- **Stored entries**

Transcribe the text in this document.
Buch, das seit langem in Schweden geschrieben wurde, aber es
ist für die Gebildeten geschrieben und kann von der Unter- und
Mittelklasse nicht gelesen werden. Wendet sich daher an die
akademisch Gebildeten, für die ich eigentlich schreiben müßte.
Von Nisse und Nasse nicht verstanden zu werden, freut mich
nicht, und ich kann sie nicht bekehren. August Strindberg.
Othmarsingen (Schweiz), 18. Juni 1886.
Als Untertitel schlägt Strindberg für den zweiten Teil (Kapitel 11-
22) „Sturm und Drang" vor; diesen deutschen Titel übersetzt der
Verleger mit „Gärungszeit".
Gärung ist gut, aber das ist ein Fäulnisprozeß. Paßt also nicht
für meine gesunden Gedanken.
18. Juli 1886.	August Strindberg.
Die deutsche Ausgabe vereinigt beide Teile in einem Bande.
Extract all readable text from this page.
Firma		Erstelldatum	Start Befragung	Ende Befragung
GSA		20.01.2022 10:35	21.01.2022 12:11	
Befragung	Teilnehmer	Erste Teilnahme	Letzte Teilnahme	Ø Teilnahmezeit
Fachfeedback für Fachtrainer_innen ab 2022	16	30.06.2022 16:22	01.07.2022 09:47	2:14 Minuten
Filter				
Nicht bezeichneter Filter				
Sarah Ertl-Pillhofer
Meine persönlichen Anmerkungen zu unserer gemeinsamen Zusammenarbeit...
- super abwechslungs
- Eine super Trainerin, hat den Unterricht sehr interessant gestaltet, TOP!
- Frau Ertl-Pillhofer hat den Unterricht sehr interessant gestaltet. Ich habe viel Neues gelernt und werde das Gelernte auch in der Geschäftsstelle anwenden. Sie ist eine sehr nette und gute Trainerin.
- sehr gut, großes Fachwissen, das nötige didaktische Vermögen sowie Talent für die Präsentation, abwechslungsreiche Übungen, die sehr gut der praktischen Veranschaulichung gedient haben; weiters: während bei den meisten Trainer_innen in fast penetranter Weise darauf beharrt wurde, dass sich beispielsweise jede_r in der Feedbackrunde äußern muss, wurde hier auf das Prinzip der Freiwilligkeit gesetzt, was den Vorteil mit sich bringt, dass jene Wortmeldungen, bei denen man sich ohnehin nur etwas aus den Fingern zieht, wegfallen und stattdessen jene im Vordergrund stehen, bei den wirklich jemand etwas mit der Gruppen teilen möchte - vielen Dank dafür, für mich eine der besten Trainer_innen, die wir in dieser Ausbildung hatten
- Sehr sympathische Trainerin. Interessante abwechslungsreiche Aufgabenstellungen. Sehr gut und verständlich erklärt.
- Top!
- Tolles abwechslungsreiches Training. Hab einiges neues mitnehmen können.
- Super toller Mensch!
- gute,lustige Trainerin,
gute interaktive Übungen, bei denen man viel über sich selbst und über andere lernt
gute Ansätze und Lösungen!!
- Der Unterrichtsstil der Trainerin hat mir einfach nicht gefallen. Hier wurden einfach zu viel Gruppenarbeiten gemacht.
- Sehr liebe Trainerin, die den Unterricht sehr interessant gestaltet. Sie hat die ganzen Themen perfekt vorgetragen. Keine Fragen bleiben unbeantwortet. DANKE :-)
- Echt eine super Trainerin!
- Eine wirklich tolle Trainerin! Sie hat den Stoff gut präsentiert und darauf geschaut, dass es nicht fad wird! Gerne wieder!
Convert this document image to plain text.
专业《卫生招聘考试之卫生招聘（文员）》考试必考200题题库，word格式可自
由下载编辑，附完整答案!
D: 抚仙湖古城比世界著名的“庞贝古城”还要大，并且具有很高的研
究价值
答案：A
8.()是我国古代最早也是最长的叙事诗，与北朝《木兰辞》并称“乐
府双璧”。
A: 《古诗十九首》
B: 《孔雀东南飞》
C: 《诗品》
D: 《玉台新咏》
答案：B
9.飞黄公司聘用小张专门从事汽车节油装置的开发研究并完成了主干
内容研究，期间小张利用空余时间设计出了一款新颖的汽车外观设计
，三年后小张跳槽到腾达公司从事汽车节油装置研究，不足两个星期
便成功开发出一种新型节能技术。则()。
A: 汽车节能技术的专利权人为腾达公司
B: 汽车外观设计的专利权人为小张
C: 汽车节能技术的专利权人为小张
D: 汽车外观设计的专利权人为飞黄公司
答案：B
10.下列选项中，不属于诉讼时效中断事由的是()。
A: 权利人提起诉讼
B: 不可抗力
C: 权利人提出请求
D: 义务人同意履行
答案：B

- **TASK**
Repeat the data exactly. Leave nothing out.

- **ANSWER IN FULL**
Transcribe the text in this document.
Buch, das seit langem in Schweden geschrieben wurde, aber es
ist für die Gebildeten geschrieben und kann von der Unter- und
Mittelklasse nicht gelesen werden. Wendet sich daher an die
akademisch Gebildeten, für die ich eigentlich schreiben müßte.
Von Nisse und Nasse nicht verstanden zu werden, freut mich
nicht, und ich kann sie nicht bekehren. August Strindberg.
Othmarsingen (Schweiz), 18. Juni 1886.
Als Untertitel schlägt Strindberg für den zweiten Teil (Kapitel 11-
22) „Sturm und Drang" vor; diesen deutschen Titel übersetzt der
Verleger mit „Gärungszeit".
Gärung ist gut, aber das ist ein Fäulnisprozeß. Paßt also nicht
für meine gesunden Gedanken.
18. Juli 1886.	August Strindberg.
Die deutsche Ausgabe vereinigt beide Teile in einem Bande.
Extract all readable text from this page.
Firma		Erstelldatum	Start Befragung	Ende Befragung
GSA		20.01.2022 10:35	21.01.2022 12:11	
Befragung	Teilnehmer	Erste Teilnahme	Letzte Teilnahme	Ø Teilnahmezeit
Fachfeedback für Fachtrainer_innen ab 2022	16	30.06.2022 16:22	01.07.2022 09:47	2:14 Minuten
Filter				
Nicht bezeichneter Filter				
Sarah Ertl-Pillhofer
Meine persönlichen Anmerkungen zu unserer gemeinsamen Zusammenarbeit...
- super abwechslungs
- Eine super Trainerin, hat den Unterricht sehr interessant gestaltet, TOP!
- Frau Ertl-Pillhofer hat den Unterricht sehr interessant gestaltet. Ich habe viel Neues gelernt und werde das Gelernte auch in der Geschäftsstelle anwenden. Sie ist eine sehr nette und gute Trainerin.
- sehr gut, großes Fachwissen, das nötige didaktische Vermögen sowie Talent für die Präsentation, abwechslungsreiche Übungen, die sehr gut der praktischen Veranschaulichung gedient haben; weiters: während bei den meisten Trainer_innen in fast penetranter Weise darauf beharrt wurde, dass sich beispielsweise jede_r in der Feedbackrunde äußern muss, wurde hier auf das Prinzip der Freiwilligkeit gesetzt, was den Vorteil mit sich bringt, dass jene Wortmeldungen, bei denen man sich ohnehin nur etwas aus den Fingern zieht, wegfallen und stattdessen jene im Vordergrund stehen, bei den wirklich jemand etwas mit der Gruppen teilen möchte - vielen Dank dafür, für mich eine der besten Trainer_innen, die wir in dieser Ausbildung hatten
- Sehr sympathische Trainerin. Interessante abwechslungsreiche Aufgabenstellungen. Sehr gut und verständlich erklärt.
- Top!
- Tolles abwechslungsreiches Training. Hab einiges neues mitnehmen können.
- Super toller Mensch!
- gute,lustige Trainerin,
gute interaktive Übungen, bei denen man viel über sich selbst und über andere lernt
gute Ansätze und Lösungen!!
- Der Unterrichtsstil der Trainerin hat mir einfach nicht gefallen. Hier wurden einfach zu viel Gruppenarbeiten gemacht.
- Sehr liebe Trainerin, die den Unterricht sehr interessant gestaltet. Sie hat die ganzen Themen perfekt vorgetragen. Keine Fragen bleiben unbeantwortet. DANKE :-)
- Echt eine super Trainerin!
- Eine wirklich tolle Trainerin! Sie hat den Stoff gut präsentiert und darauf geschaut, dass es nicht fad wird! Gerne wieder!
Convert this document image to plain text.
专业《卫生招聘考试之卫生招聘（文员）》考试必考200题题库，word格式可自
由下载编辑，附完整答案!
D: 抚仙湖古城比世界著名的“庞贝古城”还要大，并且具有很高的研
究价值
答案：A
8.()是我国古代最早也是最长的叙事诗，与北朝《木兰辞》并称“乐
府双璧”。
A: 《古诗十九首》
B: 《孔雀东南飞》
C: 《诗品》
D: 《玉台新咏》
答案：B
9.飞黄公司聘用小张专门从事汽车节油装置的开发研究并完成了主干
内容研究，期间小张利用空余时间设计出了一款新颖的汽车外观设计
，三年后小张跳槽到腾达公司从事汽车节油装置研究，不足两个星期
便成功开发出一种新型节能技术。则()。
A: 汽车节能技术的专利权人为腾达公司
B: 汽车外观设计的专利权人为小张
C: 汽车节能技术的专利权人为小张
D: 汽车外观设计的专利权人为飞黄公司
答案：B
10.下列选项中，不属于诉讼时效中断事由的是()。
A: 权利人提起诉讼
B: 不可抗力
C: 权利人提出请求
D: 义务人同意履行
答案：B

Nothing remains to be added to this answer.